Directions:
a – According to the housing report, by what percentage did building permits fall in September, and to what annualized level?
b – Reproduce the housing report word for word from "Building permits, meanwhile, fell" to "were much weaker.".

Passage to read:
.....

Starts up, permits at 5-year low

From Marketwatch:

Housing starts jump to 4-month high

U.S. home builders broke ground on more new homes in September, but took out the fewest building permits in five years, the government said Wednesday.

New construction of homes unexpectedly increased 5.9% in September to a seasonally adjusted annual rate of 1.772 million, the Commerce Department estimated.

It’s the first increase in housing starts since May and the highest level since June. Starts are down 18% in the past year.

Building permits, meanwhile, fell 6.3% to a five-year low of 1.619 million annualized. Permits have fallen eight months in a row and are off 28% in the past year. Permits are considered a leading indicator not only of housing but of the economy as a whole.

Starts were much stronger than expected, but permits were much weaker.

.....

Extracted entries:
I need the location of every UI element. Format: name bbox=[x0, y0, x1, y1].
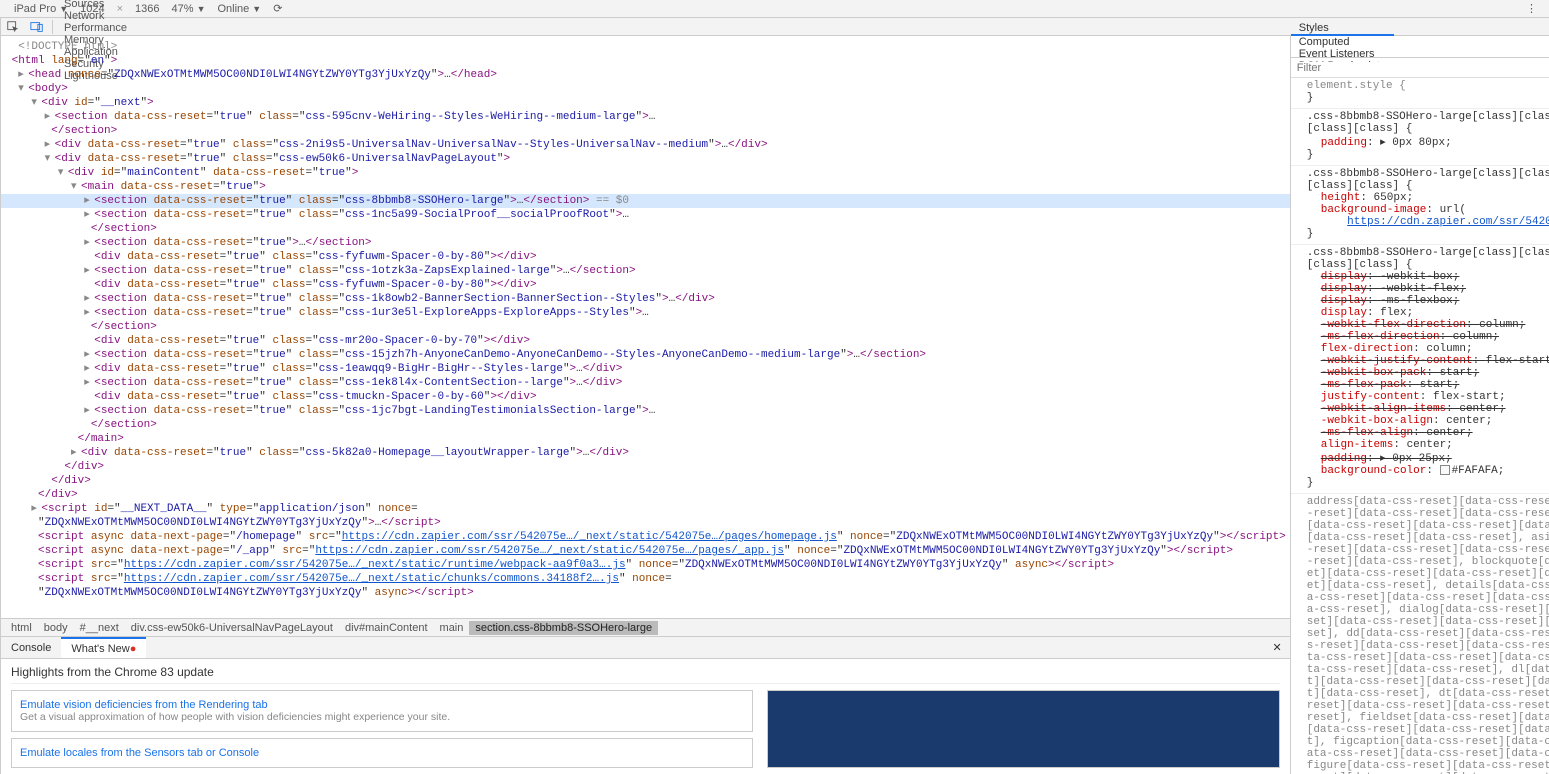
zoom-select[interactable]: 47% ▼ bbox=[166, 3, 212, 15]
styles-panel: StylesComputedEvent ListenersDOM Breakpo… bbox=[1291, 36, 1549, 774]
devtools-tab-sources[interactable]: Sources bbox=[56, 0, 135, 10]
throttle-select[interactable]: Online ▼ bbox=[211, 3, 267, 15]
crumb[interactable]: div#mainContent bbox=[339, 621, 434, 635]
dom-tree[interactable]: <!DOCTYPE html> <html lang="en"> ▸<head … bbox=[1, 36, 1290, 618]
crumb[interactable]: html bbox=[5, 621, 38, 635]
whatsnew-heading: Highlights from the Chrome 83 update bbox=[11, 665, 1280, 684]
whatsnew-item[interactable]: Emulate locales from the Sensors tab or … bbox=[11, 738, 753, 768]
rotate-icon[interactable]: ⟳ bbox=[267, 2, 288, 15]
styles-tab-styles[interactable]: Styles bbox=[1291, 22, 1394, 36]
device-menu-icon[interactable]: ⋮ bbox=[1526, 2, 1541, 15]
styles-filter-input[interactable] bbox=[1291, 62, 1549, 74]
whatsnew-image bbox=[767, 690, 1280, 768]
drawer-tab-whatsnew[interactable]: What's New ● bbox=[61, 637, 146, 658]
drawer: Console What's New ● ✕ Highlights from t… bbox=[1, 636, 1290, 774]
devtools-tab-network[interactable]: Network bbox=[56, 10, 135, 22]
crumb[interactable]: div.css-ew50k6-UniversalNavPageLayout bbox=[125, 621, 339, 635]
whatsnew-item[interactable]: Emulate vision deficiencies from the Ren… bbox=[11, 690, 753, 732]
crumb[interactable]: main bbox=[434, 621, 470, 635]
crumb[interactable]: #__next bbox=[74, 621, 125, 635]
breadcrumb[interactable]: htmlbody#__nextdiv.css-ew50k6-UniversalN… bbox=[1, 618, 1290, 636]
styles-tab-computed[interactable]: Computed bbox=[1291, 36, 1394, 48]
close-drawer-icon[interactable]: ✕ bbox=[1265, 641, 1290, 654]
crumb[interactable]: body bbox=[38, 621, 74, 635]
drawer-tab-console[interactable]: Console bbox=[1, 637, 61, 658]
device-toolbar: iPad Pro ▼ 1024 × 1366 47% ▼ Online ▼ ⟳ … bbox=[0, 0, 1549, 18]
device-mode-icon[interactable] bbox=[25, 18, 49, 35]
devtools-tab-performance[interactable]: Performance bbox=[56, 22, 135, 34]
crumb[interactable]: section.css-8bbmb8-SSOHero-large bbox=[469, 621, 658, 635]
inspect-icon[interactable] bbox=[1, 18, 25, 35]
device-viewport: We're hiring — work remotely zapier Why … bbox=[0, 18, 1, 774]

.....

Completed exercise:
a – Building permits fell 6.3% to a five-year low of 1.619 million annualized.

b –
Building permits, meanwhile, fell 6.3% to a five-year low of 1.619 million annualized. Permits have fallen eight months in a row and are off 28% in the past year. Permits are considered a leading indicator not only of housing but of the economy as a whole.

Starts were much stronger than expected, but permits were much weaker.